Your goal: All entries must be extracted exactly, with nothing added or dropped.

Dataset records
····················
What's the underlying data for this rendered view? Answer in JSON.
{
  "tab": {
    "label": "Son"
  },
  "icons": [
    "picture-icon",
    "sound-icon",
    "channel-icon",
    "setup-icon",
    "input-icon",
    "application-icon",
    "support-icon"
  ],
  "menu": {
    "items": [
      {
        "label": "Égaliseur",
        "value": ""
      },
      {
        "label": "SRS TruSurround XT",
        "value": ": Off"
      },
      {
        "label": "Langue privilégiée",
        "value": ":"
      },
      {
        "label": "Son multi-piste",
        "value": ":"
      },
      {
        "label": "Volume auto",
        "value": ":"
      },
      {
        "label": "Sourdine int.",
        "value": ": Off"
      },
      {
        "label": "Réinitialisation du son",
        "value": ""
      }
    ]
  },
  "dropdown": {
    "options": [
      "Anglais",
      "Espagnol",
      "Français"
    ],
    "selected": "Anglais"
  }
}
····················
Full response:
What's the underlying data for this rendered view? Answer in JSON.
{
  "tab": {
    "label": "Son"
  },
  "icons": [
    "picture-icon",
    "sound-icon",
    "channel-icon",
    "setup-icon",
    "input-icon",
    "application-icon",
    "support-icon"
  ],
  "menu": {
    "items": [
      {
        "label": "Égaliseur",
        "value": ""
      },
      {
        "label": "SRS TruSurround XT",
        "value": ": Off"
      },
      {
        "label": "Langue privilégiée",
        "value": ":"
      },
      {
        "label": "Son multi-piste",
        "value": ":"
      },
      {
        "label": "Volume auto",
        "value": ":"
      },
      {
        "label": "Sourdine int.",
        "value": ": Off"
      },
      {
        "label": "Réinitialisation du son",
        "value": ""
      }
    ]
  },
  "dropdown": {
    "options": [
      "Anglais",
      "Espagnol",
      "Français"
    ],
    "selected": "Anglais"
  }
}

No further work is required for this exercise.